» WHAT YOU WILL DO: In the listing below, find every line containing "xlabel" and copy it out.

== EXERCISE MATERIAL ==

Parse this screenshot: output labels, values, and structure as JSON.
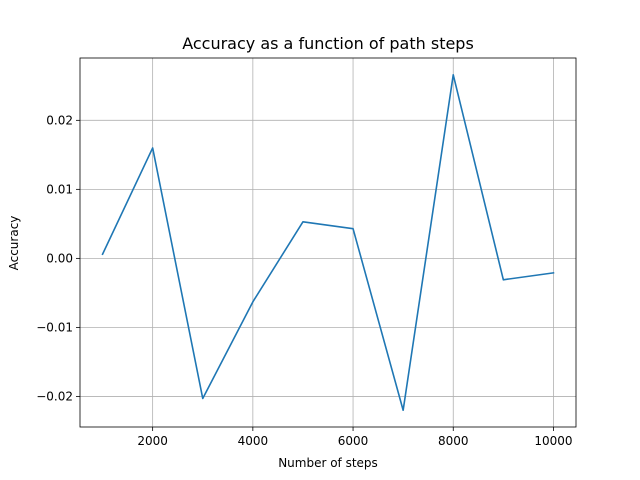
{
  "chart_data": {
    "type": "line",
    "title": "Accuracy as a function of path steps",
    "xlabel": "Number of steps",
    "ylabel": "Accuracy",
    "x": [
      1000,
      2000,
      3000,
      4000,
      5000,
      6000,
      7000,
      8000,
      9000,
      10000
    ],
    "series": [
      {
        "values": [
          0.0006,
          0.016,
          -0.0203,
          -0.0063,
          0.0053,
          0.0043,
          -0.022,
          0.0266,
          -0.0031,
          -0.0021
        ],
        "color": "#1f77b4"
      }
    ],
    "xticks": [
      2000,
      4000,
      6000,
      8000,
      10000
    ],
    "xtick_labels": [
      "2000",
      "4000",
      "6000",
      "8000",
      "10000"
    ],
    "yticks": [
      -0.02,
      -0.01,
      0.0,
      0.01,
      0.02
    ],
    "ytick_labels": [
      "−0.02",
      "−0.01",
      "0.00",
      "0.01",
      "0.02"
    ],
    "xlim": [
      550,
      10450
    ],
    "ylim": [
      -0.02443,
      0.02903
    ],
    "grid": true
  }
}
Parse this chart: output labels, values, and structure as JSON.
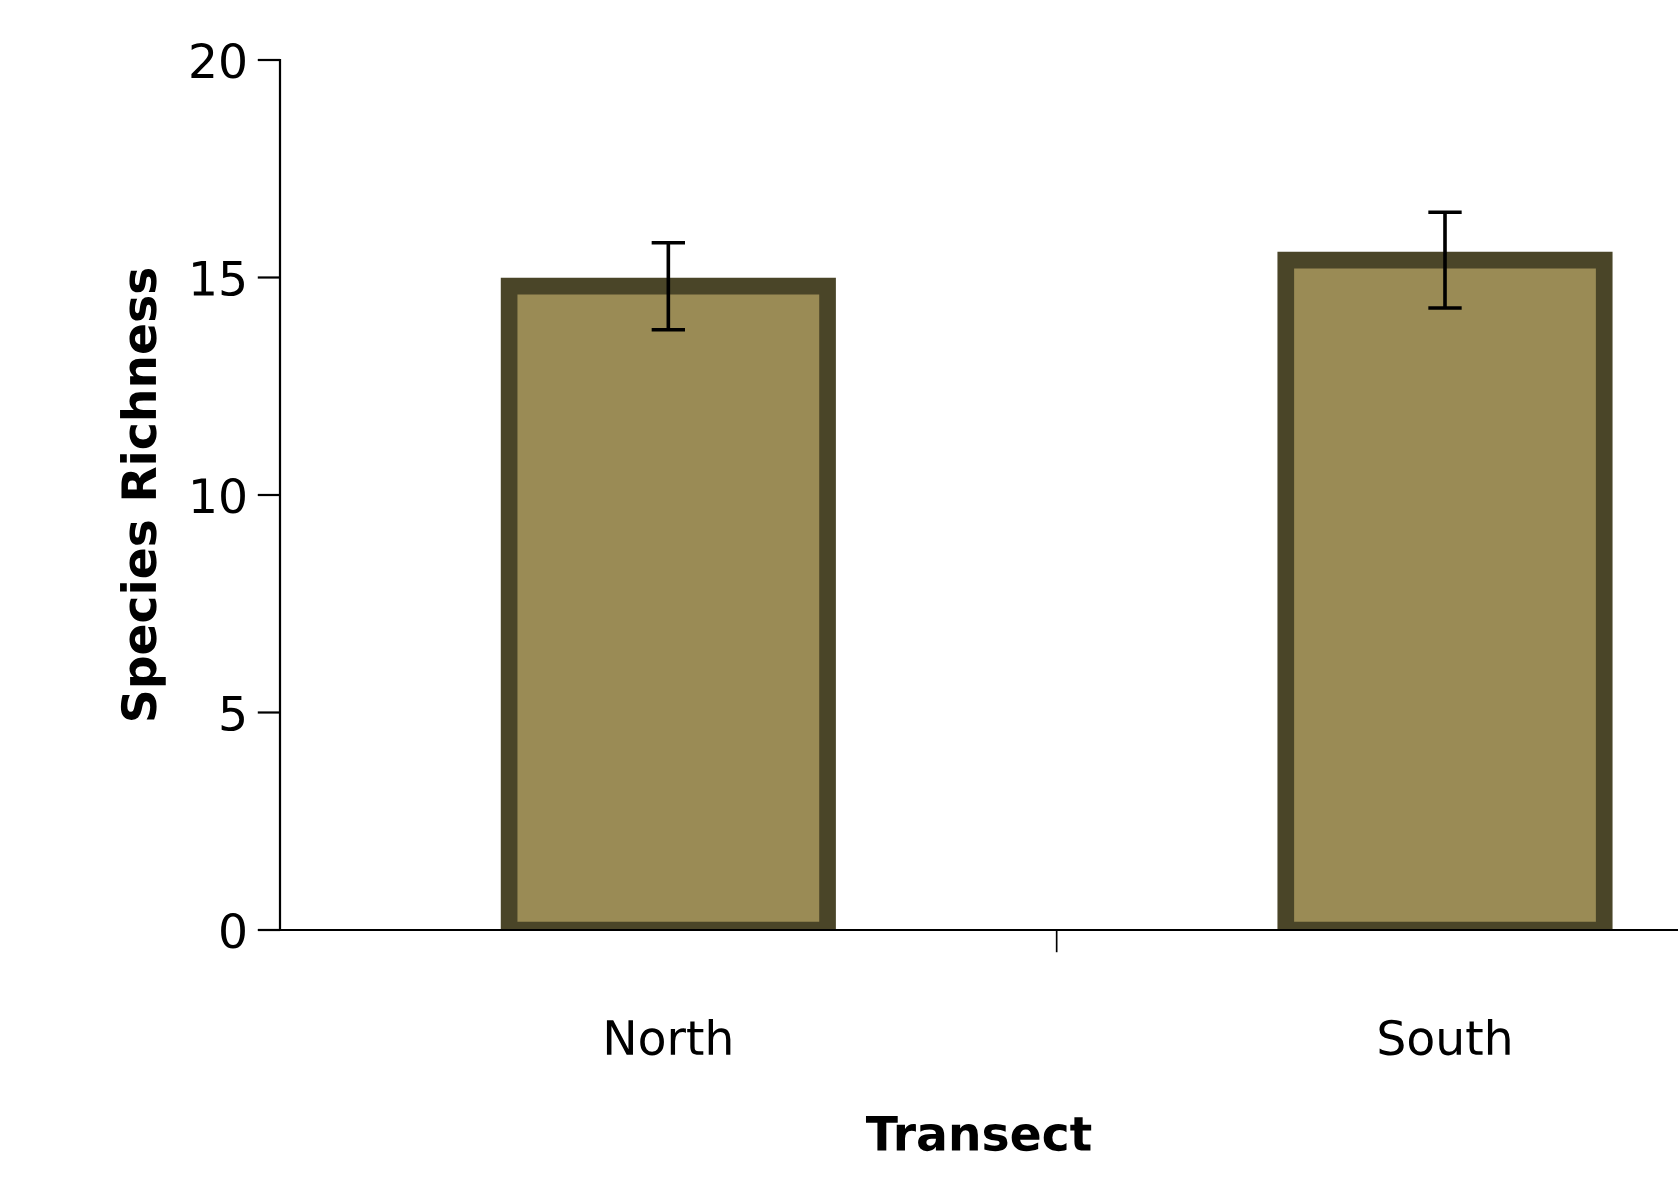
{
  "chart_data": {
    "type": "bar",
    "xlabel": "Transect",
    "ylabel": "Species Richness",
    "categories": [
      "North",
      "South"
    ],
    "values": [
      14.8,
      15.4
    ],
    "errors": [
      1.0,
      1.1
    ],
    "color": "#9a8b55",
    "ylim": [
      0,
      20
    ],
    "yticks": [
      0,
      5,
      10,
      15,
      20
    ],
    "grid": false,
    "legend": false
  }
}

===

» THE OUTPUT:
    "xlabel": "Number of steps",
    "xlabel": "Transect",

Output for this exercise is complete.